WRITTEN TASK » Where a line in the listing contains the string "laranja", copy that line out.

** start EXCERPTED RECORDS **

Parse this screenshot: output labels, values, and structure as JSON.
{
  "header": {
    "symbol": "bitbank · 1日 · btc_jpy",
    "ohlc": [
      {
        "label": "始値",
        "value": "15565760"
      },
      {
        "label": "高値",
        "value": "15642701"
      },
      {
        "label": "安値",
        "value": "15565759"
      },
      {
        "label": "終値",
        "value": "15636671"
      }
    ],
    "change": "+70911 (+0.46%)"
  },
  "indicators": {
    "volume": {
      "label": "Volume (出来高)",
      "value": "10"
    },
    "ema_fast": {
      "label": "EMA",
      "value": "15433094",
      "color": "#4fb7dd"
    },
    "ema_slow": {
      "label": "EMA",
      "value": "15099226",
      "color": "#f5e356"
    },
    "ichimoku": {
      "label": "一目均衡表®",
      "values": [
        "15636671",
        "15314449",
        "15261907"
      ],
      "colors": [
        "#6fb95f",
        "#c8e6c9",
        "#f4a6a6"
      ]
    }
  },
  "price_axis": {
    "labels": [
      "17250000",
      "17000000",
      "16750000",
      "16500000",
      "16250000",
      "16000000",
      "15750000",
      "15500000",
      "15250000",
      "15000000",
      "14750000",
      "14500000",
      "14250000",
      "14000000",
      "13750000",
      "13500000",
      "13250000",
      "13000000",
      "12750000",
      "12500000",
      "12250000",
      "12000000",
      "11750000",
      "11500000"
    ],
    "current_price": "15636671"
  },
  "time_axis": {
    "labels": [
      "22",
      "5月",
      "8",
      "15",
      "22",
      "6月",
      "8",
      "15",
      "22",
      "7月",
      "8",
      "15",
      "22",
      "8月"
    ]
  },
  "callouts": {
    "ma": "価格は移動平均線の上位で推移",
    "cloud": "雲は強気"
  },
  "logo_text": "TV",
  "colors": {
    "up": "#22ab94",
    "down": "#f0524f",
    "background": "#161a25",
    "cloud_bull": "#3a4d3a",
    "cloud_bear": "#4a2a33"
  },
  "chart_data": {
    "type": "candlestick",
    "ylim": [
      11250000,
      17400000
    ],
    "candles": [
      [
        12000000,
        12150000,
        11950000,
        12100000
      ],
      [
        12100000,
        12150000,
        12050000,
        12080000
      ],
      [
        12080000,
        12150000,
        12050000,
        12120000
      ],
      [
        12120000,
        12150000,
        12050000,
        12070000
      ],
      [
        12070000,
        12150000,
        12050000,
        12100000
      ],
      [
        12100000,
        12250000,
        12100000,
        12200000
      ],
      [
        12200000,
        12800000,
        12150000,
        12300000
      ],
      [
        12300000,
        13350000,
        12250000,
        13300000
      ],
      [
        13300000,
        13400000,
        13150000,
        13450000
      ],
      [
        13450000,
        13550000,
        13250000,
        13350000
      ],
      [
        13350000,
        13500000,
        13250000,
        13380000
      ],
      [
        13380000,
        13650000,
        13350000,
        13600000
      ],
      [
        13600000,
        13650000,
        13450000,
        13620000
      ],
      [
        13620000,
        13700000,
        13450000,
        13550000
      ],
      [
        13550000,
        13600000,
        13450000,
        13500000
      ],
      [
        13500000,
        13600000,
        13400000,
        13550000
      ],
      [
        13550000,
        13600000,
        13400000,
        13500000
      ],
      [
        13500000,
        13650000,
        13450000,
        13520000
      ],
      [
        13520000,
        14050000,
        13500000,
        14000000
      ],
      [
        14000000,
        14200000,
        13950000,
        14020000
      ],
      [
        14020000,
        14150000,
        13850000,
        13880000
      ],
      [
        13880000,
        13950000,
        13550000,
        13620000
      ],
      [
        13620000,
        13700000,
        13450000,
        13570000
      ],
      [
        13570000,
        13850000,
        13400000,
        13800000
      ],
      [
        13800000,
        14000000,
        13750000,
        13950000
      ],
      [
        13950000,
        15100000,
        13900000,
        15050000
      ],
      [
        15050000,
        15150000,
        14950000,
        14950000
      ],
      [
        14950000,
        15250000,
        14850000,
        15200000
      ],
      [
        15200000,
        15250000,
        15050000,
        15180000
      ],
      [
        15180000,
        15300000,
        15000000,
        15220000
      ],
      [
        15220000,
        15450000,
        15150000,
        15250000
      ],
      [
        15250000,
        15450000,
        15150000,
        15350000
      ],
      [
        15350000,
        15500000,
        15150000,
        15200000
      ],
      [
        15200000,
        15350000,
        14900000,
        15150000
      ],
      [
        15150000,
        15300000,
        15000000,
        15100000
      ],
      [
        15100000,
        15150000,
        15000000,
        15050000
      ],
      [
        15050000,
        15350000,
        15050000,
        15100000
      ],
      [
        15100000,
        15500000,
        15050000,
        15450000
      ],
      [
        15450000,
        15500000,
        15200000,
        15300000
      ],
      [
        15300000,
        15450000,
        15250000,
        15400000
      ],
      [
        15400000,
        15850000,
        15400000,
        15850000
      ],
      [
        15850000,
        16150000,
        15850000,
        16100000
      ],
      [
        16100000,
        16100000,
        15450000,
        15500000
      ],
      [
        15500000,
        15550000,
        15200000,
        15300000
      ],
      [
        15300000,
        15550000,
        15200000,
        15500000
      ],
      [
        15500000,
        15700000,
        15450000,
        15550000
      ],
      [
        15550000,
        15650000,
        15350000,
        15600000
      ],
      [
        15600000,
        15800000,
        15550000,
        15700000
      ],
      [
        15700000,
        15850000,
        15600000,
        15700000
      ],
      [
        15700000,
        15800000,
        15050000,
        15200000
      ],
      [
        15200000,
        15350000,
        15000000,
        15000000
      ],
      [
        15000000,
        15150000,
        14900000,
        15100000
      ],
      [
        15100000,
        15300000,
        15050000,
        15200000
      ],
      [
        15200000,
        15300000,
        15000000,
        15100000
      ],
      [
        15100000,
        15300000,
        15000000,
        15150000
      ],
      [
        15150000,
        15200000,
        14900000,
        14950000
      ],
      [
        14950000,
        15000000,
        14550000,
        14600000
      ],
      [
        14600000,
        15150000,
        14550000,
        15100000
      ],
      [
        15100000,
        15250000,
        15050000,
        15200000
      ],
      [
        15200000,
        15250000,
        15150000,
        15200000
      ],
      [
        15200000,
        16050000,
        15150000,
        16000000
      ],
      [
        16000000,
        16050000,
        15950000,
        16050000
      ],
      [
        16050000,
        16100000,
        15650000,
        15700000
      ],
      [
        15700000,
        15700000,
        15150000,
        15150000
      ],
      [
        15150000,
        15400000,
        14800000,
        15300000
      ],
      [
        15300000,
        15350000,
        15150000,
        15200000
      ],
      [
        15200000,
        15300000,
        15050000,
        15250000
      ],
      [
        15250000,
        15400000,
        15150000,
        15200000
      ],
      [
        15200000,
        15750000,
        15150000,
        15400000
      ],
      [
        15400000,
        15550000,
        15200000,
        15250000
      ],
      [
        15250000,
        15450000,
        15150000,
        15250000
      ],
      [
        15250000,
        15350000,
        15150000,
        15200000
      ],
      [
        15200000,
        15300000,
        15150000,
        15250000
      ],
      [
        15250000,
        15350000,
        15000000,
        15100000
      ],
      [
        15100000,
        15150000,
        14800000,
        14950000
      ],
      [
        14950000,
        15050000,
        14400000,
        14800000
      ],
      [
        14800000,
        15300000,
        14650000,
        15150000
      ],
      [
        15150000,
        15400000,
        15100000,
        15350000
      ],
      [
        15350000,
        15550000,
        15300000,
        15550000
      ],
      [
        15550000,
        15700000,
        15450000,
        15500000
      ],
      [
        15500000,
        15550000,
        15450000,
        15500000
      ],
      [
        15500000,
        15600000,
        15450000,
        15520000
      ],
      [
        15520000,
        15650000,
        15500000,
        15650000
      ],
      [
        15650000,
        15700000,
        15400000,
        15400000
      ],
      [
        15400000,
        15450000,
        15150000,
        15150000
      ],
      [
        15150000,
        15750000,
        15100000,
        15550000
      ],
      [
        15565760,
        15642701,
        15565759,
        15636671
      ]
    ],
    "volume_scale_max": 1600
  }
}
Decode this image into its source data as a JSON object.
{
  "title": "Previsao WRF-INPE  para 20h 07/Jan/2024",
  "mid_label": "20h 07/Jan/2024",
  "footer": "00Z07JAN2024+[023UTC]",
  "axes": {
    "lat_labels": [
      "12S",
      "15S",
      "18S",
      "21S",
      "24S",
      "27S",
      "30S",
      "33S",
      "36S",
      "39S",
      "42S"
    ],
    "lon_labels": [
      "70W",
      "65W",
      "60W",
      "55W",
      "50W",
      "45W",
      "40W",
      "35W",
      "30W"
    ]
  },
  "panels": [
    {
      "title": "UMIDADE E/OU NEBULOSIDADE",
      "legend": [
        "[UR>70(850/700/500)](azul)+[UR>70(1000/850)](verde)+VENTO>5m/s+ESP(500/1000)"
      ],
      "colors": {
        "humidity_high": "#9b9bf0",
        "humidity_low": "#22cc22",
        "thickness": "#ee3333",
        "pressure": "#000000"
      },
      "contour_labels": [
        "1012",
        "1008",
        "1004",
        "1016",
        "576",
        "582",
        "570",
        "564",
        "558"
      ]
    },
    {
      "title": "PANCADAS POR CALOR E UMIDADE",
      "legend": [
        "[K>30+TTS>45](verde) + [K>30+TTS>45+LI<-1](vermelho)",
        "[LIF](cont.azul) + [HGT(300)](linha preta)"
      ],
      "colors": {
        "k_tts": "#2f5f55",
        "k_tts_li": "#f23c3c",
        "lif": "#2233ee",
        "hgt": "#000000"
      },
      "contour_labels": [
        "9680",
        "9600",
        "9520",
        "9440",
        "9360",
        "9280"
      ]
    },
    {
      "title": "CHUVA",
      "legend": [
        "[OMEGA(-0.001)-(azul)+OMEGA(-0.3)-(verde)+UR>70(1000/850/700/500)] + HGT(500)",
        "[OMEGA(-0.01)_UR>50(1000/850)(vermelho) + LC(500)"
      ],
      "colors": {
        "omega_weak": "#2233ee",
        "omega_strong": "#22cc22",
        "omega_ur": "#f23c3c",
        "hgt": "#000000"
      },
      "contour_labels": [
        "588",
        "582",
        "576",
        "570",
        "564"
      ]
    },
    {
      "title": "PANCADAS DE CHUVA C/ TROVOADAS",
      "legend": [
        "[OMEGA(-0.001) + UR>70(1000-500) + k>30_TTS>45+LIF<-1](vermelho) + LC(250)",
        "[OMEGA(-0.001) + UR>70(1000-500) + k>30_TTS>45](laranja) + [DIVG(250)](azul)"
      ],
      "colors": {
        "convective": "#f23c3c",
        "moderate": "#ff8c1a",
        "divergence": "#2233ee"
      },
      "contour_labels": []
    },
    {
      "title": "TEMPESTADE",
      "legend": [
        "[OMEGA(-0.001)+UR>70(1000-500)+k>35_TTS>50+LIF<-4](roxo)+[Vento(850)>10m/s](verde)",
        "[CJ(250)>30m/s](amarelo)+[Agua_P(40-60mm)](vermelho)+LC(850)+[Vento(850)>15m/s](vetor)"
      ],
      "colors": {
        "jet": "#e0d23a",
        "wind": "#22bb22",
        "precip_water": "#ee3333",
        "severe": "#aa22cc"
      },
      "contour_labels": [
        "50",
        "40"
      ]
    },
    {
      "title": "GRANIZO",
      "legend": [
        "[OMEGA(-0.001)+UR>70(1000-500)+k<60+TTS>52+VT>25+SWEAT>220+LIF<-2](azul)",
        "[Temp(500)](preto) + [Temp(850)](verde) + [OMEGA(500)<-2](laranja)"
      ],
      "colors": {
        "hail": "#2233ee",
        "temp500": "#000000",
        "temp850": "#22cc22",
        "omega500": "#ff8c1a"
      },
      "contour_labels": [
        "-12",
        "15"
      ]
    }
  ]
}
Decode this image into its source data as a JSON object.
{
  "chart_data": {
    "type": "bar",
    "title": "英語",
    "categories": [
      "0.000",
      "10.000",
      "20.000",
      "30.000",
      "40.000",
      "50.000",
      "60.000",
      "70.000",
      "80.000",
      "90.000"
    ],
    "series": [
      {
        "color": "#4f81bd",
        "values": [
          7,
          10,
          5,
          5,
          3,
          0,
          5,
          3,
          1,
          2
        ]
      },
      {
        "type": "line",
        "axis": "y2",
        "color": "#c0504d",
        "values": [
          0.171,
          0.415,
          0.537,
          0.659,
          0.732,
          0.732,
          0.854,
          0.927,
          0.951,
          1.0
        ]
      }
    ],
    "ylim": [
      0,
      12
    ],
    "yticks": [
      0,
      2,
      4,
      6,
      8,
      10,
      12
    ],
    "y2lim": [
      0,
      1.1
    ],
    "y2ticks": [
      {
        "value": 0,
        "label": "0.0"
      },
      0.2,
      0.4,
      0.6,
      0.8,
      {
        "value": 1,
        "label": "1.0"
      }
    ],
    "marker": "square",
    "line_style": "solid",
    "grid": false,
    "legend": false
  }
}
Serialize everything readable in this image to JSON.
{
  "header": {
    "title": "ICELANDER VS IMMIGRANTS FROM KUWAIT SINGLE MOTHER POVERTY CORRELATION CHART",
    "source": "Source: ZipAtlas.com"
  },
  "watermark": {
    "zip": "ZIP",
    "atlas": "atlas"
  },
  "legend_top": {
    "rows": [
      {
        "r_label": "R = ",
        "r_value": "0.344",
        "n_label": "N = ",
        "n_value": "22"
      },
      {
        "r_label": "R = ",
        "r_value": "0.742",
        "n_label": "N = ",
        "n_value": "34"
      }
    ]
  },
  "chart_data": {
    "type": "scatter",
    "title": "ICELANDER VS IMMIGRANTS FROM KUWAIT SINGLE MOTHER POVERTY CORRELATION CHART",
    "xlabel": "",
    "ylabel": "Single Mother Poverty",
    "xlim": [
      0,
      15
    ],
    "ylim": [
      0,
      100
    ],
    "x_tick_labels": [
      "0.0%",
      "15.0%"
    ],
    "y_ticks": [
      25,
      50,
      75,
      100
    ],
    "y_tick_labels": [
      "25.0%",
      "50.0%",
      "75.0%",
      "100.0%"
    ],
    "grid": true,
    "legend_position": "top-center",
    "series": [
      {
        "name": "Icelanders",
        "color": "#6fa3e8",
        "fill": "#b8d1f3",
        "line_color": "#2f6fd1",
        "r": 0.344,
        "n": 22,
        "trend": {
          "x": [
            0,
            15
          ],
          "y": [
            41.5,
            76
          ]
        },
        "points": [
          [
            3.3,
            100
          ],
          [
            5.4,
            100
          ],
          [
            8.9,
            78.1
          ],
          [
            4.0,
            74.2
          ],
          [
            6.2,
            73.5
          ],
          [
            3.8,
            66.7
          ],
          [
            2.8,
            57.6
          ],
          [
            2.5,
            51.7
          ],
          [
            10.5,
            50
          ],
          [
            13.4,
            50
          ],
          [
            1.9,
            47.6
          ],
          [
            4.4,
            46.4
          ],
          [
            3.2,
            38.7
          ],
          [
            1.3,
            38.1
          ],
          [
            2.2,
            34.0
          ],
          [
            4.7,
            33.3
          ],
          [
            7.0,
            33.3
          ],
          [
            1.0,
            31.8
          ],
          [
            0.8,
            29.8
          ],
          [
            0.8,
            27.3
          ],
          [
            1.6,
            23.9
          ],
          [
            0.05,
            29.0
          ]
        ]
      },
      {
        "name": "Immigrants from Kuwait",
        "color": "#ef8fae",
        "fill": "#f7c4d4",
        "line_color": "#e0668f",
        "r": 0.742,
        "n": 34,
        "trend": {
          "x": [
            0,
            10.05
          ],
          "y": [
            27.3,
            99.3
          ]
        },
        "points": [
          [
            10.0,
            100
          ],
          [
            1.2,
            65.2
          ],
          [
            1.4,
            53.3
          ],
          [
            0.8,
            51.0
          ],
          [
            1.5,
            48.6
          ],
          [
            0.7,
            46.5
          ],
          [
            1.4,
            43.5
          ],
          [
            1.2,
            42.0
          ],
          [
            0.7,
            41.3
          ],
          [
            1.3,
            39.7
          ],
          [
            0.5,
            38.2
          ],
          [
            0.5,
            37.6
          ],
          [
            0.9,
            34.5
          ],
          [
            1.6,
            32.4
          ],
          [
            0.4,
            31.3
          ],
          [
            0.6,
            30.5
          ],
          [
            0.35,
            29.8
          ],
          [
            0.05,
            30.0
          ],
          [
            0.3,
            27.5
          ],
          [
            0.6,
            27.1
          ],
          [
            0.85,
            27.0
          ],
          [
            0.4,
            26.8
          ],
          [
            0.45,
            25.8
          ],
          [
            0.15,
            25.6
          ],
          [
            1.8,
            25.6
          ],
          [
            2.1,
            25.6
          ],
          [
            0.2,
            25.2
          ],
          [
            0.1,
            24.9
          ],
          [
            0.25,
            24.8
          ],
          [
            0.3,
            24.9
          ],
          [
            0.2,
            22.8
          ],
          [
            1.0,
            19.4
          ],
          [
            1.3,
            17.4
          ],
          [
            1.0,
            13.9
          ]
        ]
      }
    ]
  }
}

** end EXCERPTED RECORDS **

TASK SOLUTION »
        "[OMEGA(-0.001) + UR>70(1000-500) + k>30_TTS>45](laranja) + [DIVG(250)](azul)"
        "[Temp(500)](preto) + [Temp(850)](verde) + [OMEGA(500)<-2](laranja)"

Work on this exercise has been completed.